THE EXERCISE:
Note how many lines hold the string "оснований" and give that number without any other words.

# Start of MATERIALS PROVIDED

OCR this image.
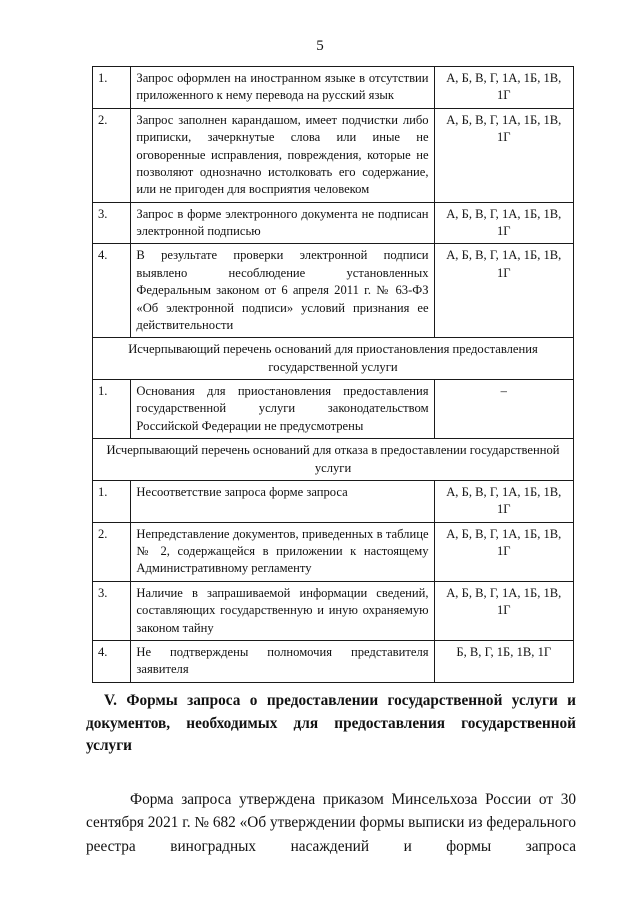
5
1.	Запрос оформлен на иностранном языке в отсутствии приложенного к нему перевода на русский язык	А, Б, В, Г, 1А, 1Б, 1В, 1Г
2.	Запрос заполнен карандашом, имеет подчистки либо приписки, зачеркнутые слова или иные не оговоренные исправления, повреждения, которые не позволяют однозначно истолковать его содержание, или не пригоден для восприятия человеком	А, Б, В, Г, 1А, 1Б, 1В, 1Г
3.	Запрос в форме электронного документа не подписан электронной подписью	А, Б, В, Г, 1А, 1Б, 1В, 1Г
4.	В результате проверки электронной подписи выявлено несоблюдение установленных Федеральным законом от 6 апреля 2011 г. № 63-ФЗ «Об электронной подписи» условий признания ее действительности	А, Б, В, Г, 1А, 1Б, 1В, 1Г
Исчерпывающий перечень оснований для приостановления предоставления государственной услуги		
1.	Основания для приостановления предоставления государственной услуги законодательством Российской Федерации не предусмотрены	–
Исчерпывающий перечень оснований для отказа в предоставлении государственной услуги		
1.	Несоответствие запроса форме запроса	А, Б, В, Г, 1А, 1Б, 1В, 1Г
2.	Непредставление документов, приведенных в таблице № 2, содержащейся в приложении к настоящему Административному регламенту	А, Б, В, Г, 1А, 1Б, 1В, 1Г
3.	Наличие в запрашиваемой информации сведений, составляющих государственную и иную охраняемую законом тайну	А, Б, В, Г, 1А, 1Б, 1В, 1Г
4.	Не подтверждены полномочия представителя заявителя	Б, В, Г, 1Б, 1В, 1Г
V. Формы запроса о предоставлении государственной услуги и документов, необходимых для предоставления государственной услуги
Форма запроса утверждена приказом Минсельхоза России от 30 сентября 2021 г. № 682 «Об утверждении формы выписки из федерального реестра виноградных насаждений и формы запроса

# End of MATERIALS PROVIDED
# Start of MATERIALS PROVIDED

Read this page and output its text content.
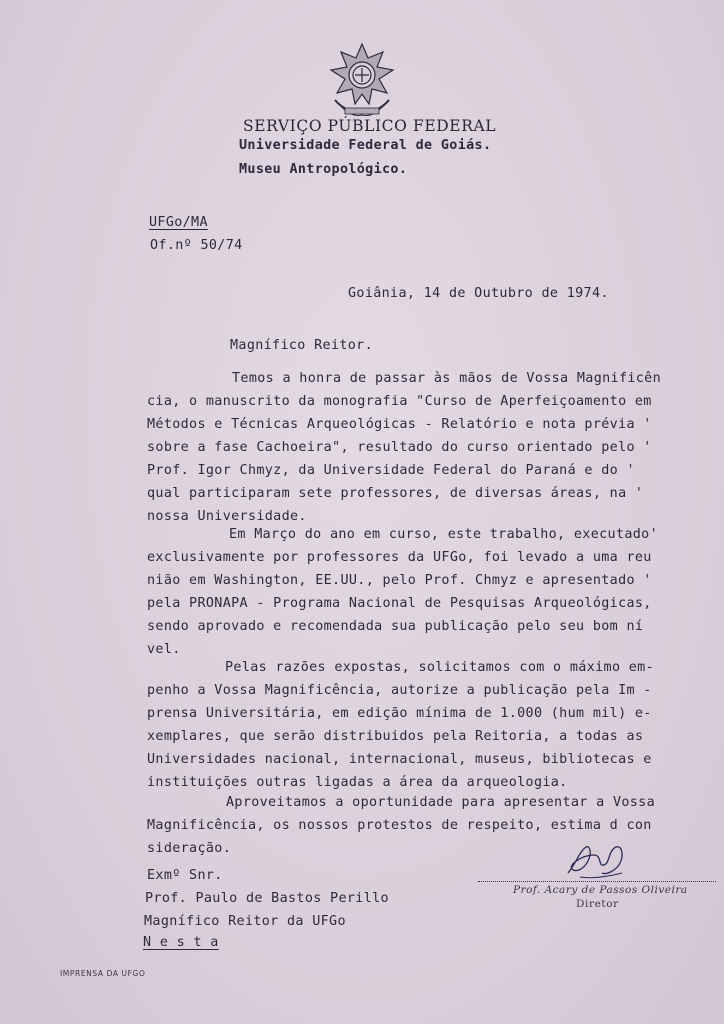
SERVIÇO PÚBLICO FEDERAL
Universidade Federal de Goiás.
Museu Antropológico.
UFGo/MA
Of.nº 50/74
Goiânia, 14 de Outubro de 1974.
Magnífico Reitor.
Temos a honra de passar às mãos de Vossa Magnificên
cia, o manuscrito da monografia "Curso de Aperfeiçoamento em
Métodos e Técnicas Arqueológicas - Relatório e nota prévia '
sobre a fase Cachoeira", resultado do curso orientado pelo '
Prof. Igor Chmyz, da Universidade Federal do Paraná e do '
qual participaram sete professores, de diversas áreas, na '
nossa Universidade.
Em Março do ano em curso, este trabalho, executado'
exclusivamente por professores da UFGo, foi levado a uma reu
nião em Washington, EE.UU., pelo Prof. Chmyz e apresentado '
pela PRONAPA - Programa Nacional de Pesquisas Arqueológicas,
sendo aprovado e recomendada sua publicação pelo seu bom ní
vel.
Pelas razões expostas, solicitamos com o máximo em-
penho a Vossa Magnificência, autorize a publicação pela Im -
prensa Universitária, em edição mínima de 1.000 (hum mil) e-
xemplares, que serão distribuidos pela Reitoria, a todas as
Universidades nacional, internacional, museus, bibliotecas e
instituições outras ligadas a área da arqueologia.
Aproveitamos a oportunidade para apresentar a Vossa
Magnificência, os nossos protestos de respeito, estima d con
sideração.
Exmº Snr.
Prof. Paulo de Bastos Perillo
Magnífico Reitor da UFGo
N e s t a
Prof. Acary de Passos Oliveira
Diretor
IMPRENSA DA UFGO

# End of MATERIALS PROVIDED

CORRECT RESPONSE:
2